(Stored records)

┏━━

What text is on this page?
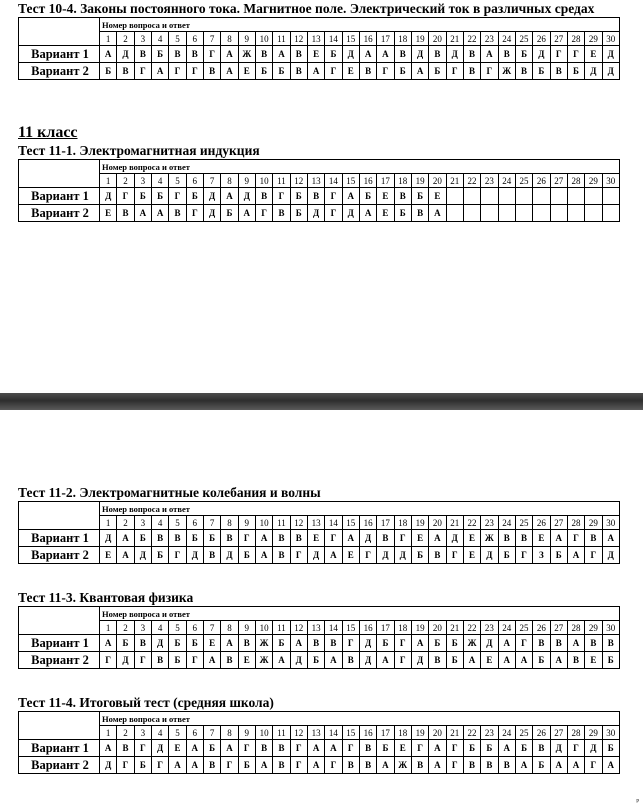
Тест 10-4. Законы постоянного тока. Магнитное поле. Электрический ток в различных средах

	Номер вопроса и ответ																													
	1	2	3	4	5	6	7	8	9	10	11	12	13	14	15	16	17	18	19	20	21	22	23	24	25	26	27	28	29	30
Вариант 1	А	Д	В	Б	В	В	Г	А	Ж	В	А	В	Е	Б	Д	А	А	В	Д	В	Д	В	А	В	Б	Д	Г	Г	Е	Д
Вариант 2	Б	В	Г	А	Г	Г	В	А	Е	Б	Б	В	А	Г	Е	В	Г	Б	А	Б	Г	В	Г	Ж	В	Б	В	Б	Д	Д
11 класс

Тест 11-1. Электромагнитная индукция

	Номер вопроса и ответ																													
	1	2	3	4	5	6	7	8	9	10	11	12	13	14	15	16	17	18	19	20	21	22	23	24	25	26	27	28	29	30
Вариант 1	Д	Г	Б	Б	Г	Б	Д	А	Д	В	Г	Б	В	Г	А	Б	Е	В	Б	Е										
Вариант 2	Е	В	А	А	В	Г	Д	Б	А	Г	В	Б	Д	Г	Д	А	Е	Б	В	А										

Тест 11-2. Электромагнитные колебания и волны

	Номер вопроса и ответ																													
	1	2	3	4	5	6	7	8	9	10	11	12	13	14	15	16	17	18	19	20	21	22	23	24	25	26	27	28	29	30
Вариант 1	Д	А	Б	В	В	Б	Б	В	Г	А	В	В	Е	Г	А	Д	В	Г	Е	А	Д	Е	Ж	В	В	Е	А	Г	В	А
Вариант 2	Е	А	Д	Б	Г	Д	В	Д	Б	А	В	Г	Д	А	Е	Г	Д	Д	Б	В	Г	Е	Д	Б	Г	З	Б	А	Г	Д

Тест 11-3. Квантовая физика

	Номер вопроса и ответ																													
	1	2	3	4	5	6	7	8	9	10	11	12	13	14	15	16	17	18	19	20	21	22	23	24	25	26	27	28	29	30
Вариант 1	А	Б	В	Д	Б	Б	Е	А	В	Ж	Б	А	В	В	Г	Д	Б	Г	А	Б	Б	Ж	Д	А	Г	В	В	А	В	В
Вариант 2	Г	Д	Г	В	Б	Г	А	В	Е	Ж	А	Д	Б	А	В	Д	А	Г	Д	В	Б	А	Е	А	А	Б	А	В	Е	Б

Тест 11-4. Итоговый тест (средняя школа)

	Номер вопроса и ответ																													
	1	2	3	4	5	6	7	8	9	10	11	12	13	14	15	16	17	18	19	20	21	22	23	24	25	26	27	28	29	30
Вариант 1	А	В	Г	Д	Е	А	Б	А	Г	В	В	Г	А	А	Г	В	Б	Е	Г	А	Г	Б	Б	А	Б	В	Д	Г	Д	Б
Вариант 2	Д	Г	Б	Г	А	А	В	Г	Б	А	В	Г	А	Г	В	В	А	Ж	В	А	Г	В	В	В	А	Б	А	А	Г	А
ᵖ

┗━━

→ TASK OBJECTIVE: Images do not belong in the copy; reproduce all other parts of the records above verbatim.

→ THE ANSWER:
What text is on this page?
Тест 10-4. Законы постоянного тока. Магнитное поле. Электрический ток в различных средах

	Номер вопроса и ответ																													
	1	2	3	4	5	6	7	8	9	10	11	12	13	14	15	16	17	18	19	20	21	22	23	24	25	26	27	28	29	30
Вариант 1	А	Д	В	Б	В	В	Г	А	Ж	В	А	В	Е	Б	Д	А	А	В	Д	В	Д	В	А	В	Б	Д	Г	Г	Е	Д
Вариант 2	Б	В	Г	А	Г	Г	В	А	Е	Б	Б	В	А	Г	Е	В	Г	Б	А	Б	Г	В	Г	Ж	В	Б	В	Б	Д	Д
11 класс

Тест 11-1. Электромагнитная индукция

	Номер вопроса и ответ																													
	1	2	3	4	5	6	7	8	9	10	11	12	13	14	15	16	17	18	19	20	21	22	23	24	25	26	27	28	29	30
Вариант 1	Д	Г	Б	Б	Г	Б	Д	А	Д	В	Г	Б	В	Г	А	Б	Е	В	Б	Е										
Вариант 2	Е	В	А	А	В	Г	Д	Б	А	Г	В	Б	Д	Г	Д	А	Е	Б	В	А										

Тест 11-2. Электромагнитные колебания и волны

	Номер вопроса и ответ																													
	1	2	3	4	5	6	7	8	9	10	11	12	13	14	15	16	17	18	19	20	21	22	23	24	25	26	27	28	29	30
Вариант 1	Д	А	Б	В	В	Б	Б	В	Г	А	В	В	Е	Г	А	Д	В	Г	Е	А	Д	Е	Ж	В	В	Е	А	Г	В	А
Вариант 2	Е	А	Д	Б	Г	Д	В	Д	Б	А	В	Г	Д	А	Е	Г	Д	Д	Б	В	Г	Е	Д	Б	Г	З	Б	А	Г	Д

Тест 11-3. Квантовая физика

	Номер вопроса и ответ																													
	1	2	3	4	5	6	7	8	9	10	11	12	13	14	15	16	17	18	19	20	21	22	23	24	25	26	27	28	29	30
Вариант 1	А	Б	В	Д	Б	Б	Е	А	В	Ж	Б	А	В	В	Г	Д	Б	Г	А	Б	Б	Ж	Д	А	Г	В	В	А	В	В
Вариант 2	Г	Д	Г	В	Б	Г	А	В	Е	Ж	А	Д	Б	А	В	Д	А	Г	Д	В	Б	А	Е	А	А	Б	А	В	Е	Б

Тест 11-4. Итоговый тест (средняя школа)

	Номер вопроса и ответ																													
	1	2	3	4	5	6	7	8	9	10	11	12	13	14	15	16	17	18	19	20	21	22	23	24	25	26	27	28	29	30
Вариант 1	А	В	Г	Д	Е	А	Б	А	Г	В	В	Г	А	А	Г	В	Б	Е	Г	А	Г	Б	Б	А	Б	В	Д	Г	Д	Б
Вариант 2	Д	Г	Б	Г	А	А	В	Г	Б	А	В	Г	А	Г	В	В	А	Ж	В	А	Г	В	В	В	А	Б	А	А	Г	А
ᵖ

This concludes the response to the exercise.